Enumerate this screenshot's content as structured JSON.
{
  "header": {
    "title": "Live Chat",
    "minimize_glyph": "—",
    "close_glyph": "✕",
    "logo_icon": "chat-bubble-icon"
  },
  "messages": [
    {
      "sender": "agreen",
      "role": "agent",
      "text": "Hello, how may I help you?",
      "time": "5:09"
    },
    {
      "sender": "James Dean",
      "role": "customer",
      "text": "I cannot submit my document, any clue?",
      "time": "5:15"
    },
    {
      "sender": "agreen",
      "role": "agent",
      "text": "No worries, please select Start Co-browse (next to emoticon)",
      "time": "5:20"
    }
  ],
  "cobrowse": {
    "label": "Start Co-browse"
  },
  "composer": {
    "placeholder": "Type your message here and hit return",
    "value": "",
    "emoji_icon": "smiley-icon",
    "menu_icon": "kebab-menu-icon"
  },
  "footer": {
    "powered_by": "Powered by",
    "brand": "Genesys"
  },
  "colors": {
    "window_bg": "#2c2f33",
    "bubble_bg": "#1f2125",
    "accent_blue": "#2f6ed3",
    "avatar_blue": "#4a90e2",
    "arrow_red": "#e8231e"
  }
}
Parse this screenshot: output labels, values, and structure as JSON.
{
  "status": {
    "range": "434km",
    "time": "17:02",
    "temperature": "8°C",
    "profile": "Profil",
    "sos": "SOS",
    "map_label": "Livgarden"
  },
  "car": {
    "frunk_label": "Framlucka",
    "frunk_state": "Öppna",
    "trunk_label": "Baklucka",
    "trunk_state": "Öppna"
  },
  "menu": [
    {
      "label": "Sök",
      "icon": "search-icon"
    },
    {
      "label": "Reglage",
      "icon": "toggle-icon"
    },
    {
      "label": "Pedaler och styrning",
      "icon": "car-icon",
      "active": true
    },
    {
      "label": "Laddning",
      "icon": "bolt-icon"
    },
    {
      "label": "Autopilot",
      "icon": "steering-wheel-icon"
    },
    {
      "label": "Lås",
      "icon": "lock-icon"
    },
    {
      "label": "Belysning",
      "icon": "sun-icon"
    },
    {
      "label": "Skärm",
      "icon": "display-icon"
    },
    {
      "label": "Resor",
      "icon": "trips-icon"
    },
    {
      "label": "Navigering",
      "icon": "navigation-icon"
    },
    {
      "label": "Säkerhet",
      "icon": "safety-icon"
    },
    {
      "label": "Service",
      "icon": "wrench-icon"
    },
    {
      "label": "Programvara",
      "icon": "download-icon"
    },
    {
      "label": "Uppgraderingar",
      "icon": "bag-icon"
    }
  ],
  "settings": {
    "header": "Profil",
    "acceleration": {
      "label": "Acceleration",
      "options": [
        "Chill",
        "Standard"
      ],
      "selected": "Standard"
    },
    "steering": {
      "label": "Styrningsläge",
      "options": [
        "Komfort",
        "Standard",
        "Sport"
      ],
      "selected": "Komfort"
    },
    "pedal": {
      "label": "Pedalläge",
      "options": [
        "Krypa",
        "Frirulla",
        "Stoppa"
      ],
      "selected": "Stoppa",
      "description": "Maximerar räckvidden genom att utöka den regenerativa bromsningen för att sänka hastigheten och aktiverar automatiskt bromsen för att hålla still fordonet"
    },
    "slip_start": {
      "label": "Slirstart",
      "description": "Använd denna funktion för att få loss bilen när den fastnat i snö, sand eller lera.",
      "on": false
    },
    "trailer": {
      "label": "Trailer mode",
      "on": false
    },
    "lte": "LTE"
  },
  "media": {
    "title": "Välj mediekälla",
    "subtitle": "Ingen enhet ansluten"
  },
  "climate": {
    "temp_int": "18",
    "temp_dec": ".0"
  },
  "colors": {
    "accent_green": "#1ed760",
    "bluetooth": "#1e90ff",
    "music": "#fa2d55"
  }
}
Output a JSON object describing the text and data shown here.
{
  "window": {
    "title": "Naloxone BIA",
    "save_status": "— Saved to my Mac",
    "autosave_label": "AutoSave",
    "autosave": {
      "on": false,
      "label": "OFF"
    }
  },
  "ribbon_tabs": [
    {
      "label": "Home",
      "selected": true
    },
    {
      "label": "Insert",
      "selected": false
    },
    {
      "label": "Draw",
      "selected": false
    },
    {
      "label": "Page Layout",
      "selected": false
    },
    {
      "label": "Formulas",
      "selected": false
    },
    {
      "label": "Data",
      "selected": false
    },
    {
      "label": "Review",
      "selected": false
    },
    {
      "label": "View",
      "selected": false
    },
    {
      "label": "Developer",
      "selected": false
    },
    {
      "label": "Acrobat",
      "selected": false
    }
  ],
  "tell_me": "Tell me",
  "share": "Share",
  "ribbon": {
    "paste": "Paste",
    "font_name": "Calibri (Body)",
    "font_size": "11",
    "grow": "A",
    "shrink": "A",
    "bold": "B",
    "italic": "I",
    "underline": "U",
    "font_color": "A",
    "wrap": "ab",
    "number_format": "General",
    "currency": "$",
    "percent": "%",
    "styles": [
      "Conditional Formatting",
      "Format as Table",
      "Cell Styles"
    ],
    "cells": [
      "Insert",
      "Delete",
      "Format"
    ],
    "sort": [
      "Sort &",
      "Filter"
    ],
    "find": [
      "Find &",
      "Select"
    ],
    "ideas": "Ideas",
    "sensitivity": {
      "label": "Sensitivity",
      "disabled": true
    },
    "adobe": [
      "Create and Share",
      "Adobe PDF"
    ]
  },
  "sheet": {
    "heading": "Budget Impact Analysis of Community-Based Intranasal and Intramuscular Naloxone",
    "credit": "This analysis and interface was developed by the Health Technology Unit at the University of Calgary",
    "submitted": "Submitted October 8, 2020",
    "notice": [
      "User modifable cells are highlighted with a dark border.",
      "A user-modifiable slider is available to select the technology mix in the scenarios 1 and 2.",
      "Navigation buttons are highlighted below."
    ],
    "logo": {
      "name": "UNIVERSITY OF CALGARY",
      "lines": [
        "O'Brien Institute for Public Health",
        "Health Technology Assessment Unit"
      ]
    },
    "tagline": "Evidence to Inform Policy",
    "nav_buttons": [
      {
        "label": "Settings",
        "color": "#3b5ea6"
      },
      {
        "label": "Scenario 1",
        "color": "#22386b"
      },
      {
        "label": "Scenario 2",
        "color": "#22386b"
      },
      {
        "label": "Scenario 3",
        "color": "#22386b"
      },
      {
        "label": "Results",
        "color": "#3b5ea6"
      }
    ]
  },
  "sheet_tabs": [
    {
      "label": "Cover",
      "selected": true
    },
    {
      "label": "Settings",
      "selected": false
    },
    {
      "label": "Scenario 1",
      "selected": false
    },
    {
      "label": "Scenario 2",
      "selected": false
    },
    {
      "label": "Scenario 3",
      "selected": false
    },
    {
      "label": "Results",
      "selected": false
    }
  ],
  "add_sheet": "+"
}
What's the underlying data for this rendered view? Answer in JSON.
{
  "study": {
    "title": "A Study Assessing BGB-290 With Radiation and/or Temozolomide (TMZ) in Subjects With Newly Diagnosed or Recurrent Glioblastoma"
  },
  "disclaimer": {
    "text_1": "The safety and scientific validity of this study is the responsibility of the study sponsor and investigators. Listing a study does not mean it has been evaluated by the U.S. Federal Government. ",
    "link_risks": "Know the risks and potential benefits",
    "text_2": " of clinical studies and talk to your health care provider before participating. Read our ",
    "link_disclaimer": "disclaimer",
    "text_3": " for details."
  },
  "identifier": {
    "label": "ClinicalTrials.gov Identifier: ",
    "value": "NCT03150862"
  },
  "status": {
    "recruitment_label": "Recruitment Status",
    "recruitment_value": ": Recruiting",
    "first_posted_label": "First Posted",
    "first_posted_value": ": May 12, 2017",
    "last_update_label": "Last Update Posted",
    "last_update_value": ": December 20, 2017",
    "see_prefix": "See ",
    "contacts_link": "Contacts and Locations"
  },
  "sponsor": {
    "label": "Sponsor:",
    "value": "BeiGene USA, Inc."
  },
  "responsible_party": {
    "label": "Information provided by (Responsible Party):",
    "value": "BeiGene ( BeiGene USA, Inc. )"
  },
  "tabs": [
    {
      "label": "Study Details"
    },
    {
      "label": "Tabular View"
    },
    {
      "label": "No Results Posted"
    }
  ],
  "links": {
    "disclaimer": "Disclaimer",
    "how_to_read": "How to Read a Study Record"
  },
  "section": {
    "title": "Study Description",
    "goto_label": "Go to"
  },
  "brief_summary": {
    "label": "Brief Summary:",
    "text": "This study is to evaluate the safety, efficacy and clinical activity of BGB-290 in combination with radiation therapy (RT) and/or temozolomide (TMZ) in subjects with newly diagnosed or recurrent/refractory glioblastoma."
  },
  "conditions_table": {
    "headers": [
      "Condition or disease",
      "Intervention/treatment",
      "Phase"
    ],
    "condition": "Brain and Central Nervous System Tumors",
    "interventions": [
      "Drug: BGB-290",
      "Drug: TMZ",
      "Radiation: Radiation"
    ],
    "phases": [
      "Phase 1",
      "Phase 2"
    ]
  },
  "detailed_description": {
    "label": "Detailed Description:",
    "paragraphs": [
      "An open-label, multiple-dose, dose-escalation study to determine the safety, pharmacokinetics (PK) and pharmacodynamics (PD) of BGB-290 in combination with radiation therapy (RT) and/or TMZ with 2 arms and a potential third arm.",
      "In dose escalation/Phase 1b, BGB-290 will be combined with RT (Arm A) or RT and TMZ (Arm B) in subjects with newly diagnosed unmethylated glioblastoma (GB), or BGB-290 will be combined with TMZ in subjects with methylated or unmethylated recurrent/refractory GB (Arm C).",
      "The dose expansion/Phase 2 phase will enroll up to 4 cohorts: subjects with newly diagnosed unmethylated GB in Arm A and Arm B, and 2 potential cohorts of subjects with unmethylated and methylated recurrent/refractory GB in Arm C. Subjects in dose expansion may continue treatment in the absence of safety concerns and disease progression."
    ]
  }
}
○ ○ ○ ○ ○ ○ ○
DIRECTIONS FOR THIS TASK:
Pull out each line of the records holding the string "Read".

ANSWER FOR THE TASK:
    "text_2": " of clinical studies and talk to your health care provider before participating. Read our ",
    "how_to_read": "How to Read a Study Record"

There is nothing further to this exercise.